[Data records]
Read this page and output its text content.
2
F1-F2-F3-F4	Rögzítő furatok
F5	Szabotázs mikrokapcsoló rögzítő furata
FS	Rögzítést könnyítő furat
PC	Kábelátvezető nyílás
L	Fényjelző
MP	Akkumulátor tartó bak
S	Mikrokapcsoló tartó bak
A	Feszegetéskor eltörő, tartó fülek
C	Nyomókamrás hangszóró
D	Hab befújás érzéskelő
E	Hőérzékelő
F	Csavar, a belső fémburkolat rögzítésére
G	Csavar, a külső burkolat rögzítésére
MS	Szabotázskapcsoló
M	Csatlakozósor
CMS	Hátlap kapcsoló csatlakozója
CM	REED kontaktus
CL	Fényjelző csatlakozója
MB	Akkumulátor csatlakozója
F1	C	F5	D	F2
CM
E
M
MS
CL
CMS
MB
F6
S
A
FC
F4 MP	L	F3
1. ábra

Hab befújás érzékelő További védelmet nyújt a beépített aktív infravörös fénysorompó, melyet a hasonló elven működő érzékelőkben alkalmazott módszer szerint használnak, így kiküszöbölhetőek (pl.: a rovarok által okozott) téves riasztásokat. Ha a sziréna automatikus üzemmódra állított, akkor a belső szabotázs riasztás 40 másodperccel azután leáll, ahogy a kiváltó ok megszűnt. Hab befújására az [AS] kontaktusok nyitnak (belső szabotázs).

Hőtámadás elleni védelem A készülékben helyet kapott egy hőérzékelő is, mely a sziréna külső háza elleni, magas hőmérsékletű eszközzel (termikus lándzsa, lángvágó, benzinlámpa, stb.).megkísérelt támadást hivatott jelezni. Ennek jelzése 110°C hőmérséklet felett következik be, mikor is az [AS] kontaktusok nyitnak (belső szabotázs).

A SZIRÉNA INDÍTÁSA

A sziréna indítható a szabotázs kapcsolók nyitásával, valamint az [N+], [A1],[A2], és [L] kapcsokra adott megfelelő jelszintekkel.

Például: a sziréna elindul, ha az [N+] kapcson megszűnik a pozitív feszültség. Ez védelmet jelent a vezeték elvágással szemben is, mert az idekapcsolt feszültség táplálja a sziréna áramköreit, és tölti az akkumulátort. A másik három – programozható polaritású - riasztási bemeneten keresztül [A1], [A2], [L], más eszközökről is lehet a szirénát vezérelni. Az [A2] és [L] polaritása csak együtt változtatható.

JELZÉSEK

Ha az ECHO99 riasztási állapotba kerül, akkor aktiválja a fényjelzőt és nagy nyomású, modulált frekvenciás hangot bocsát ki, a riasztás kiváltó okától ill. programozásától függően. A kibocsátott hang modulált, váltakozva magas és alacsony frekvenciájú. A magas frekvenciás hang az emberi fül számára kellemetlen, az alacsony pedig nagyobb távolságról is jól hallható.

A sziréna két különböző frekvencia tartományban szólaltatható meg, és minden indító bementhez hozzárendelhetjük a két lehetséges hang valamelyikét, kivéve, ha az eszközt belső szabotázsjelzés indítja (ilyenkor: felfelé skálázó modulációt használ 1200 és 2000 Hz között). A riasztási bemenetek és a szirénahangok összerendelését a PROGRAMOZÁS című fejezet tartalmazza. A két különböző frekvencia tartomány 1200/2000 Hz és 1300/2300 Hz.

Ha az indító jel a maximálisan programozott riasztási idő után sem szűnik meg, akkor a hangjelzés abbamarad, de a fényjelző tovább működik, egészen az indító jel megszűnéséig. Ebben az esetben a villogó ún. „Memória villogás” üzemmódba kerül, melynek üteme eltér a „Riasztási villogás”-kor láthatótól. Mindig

---

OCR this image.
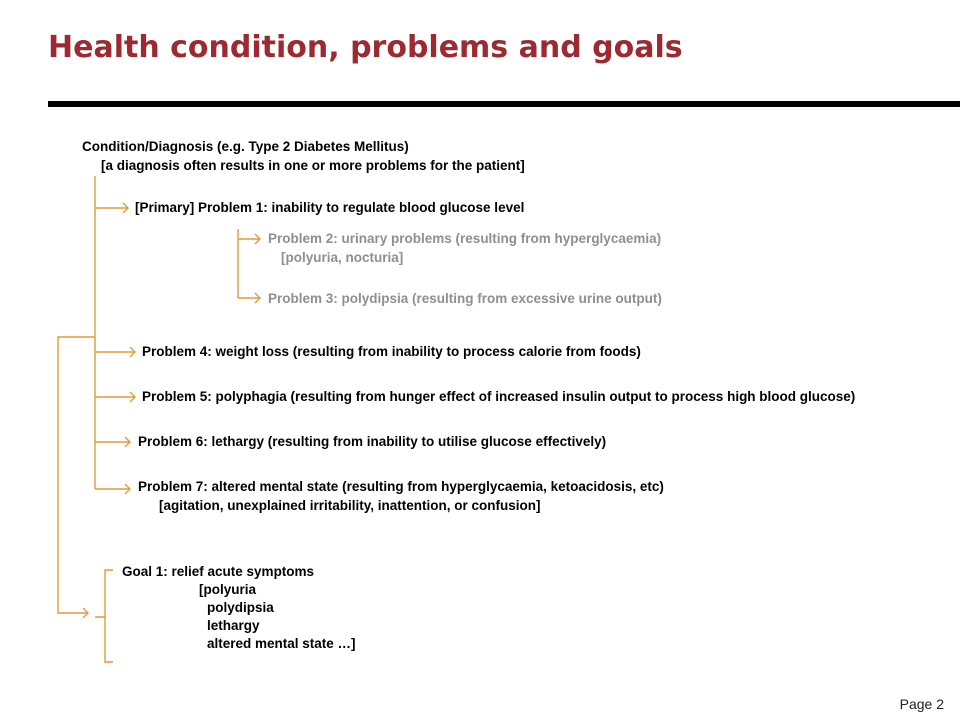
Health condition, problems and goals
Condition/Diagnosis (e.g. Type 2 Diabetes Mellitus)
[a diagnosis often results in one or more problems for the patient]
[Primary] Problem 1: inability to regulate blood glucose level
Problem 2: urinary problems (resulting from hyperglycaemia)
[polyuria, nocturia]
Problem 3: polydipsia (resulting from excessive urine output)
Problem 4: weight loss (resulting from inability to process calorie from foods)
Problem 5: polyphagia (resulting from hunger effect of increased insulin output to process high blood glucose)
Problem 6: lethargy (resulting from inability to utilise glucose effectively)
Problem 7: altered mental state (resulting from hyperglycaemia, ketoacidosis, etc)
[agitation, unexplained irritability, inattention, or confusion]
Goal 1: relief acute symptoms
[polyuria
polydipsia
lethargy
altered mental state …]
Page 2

* * *

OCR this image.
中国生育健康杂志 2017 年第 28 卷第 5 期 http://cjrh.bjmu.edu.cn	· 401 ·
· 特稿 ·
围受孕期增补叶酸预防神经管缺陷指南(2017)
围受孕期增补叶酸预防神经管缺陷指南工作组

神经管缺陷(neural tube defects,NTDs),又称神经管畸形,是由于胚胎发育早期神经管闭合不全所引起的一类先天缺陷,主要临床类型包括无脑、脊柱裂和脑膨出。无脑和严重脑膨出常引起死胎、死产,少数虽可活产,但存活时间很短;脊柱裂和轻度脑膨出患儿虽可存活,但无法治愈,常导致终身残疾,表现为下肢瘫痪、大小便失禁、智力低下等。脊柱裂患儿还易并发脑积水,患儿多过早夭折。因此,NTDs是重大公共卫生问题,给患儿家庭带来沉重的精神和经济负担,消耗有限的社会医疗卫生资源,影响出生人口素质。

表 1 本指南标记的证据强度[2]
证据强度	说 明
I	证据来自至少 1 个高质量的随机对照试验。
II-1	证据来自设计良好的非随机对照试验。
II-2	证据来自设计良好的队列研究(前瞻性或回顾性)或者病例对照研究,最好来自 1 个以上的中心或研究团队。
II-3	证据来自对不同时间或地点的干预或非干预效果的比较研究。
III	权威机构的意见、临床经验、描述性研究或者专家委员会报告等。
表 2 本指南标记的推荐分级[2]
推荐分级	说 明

*SHORT TASK*: In the listing, how many lines hold "blood"? Answer with a bare number.

*TASK OUTPUT*: 2